_Task description_
In the listing below, find every line containing "into" and copy it out.

_Material for the task_
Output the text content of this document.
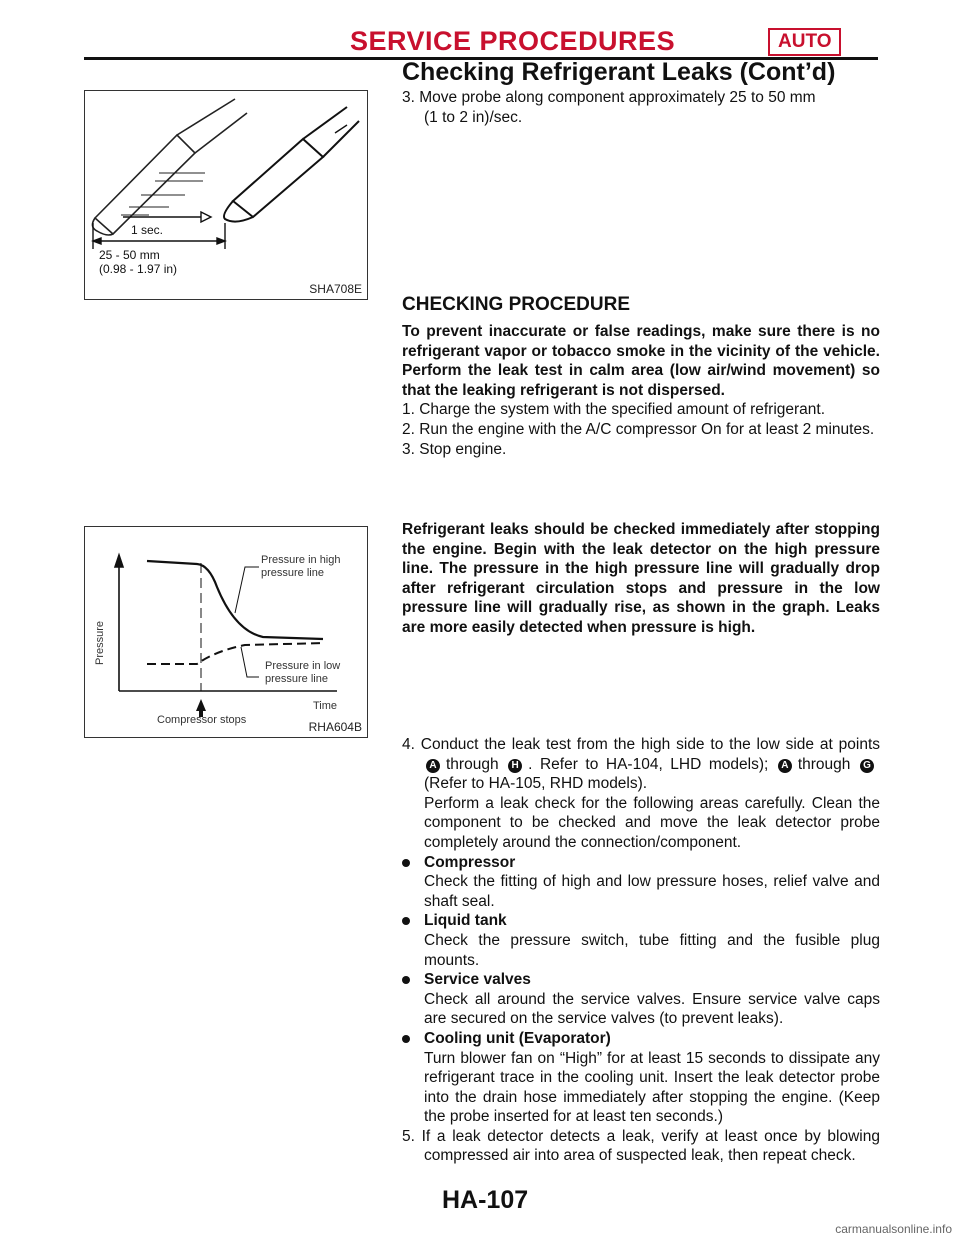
SERVICE PROCEDURES	AUTO
Checking Refrigerant Leaks (Cont’d)
1 sec.
25 - 50 mm
(0.98 - 1.97 in)
SHA708E
Pressure in high
pressure line
Pressure in low
pressure line
Pressure
Time
Compressor stops	RHA604B

3. Move probe along component approximately 25 to 50 mm

(1 to 2 in)/sec.

CHECKING PROCEDURE

To prevent inaccurate or false readings, make sure there is no refrigerant vapor or tobacco smoke in the vicinity of the vehicle. Perform the leak test in calm area (low air/wind movement) so that the leaking refrigerant is not dispersed.

1. Charge the system with the specified amount of refrigerant.

2. Run the engine with the A/C compressor On for at least 2 minutes.

3. Stop engine.

Refrigerant leaks should be checked immediately after stopping the engine. Begin with the leak detector on the high pressure line. The pressure in the high pressure line will gradually drop after refrigerant circulation stops and pressure in the low pressure line will gradually rise, as shown in the graph. Leaks are more easily detected when pressure is high.

4. Conduct the leak test from the high side to the low side at points A through H . Refer to HA-104, LHD models); A through G(Refer to HA-105, RHD models).

Perform a leak check for the following areas carefully. Clean the component to be checked and move the leak detector probe completely around the connection/component.

Compressor

Check the fitting of high and low pressure hoses, relief valve and shaft seal.

Liquid tank

Check the pressure switch, tube fitting and the fusible plug mounts.

Service valves

Check all around the service valves. Ensure service valve caps are secured on the service valves (to prevent leaks).

Cooling unit (Evaporator)

Turn blower fan on “High” for at least 15 seconds to dissipate any refrigerant trace in the cooling unit. Insert the leak detector probe into the drain hose immediately after stopping the engine. (Keep the probe inserted for at least ten seconds.)

5. If a leak detector detects a leak, verify at least once by blowing compressed air into area of suspected leak, then repeat check.

HA-107
carmanualsonline.info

_Answer for the task_
Turn blower fan on “High” for at least 15 seconds to dissipate any refrigerant trace in the cooling unit. Insert the leak detector probe into the drain hose immediately after stopping the engine. (Keep the probe inserted for at least ten seconds.)
5. If a leak detector detects a leak, verify at least once by blowing compressed air into area of suspected leak, then repeat check.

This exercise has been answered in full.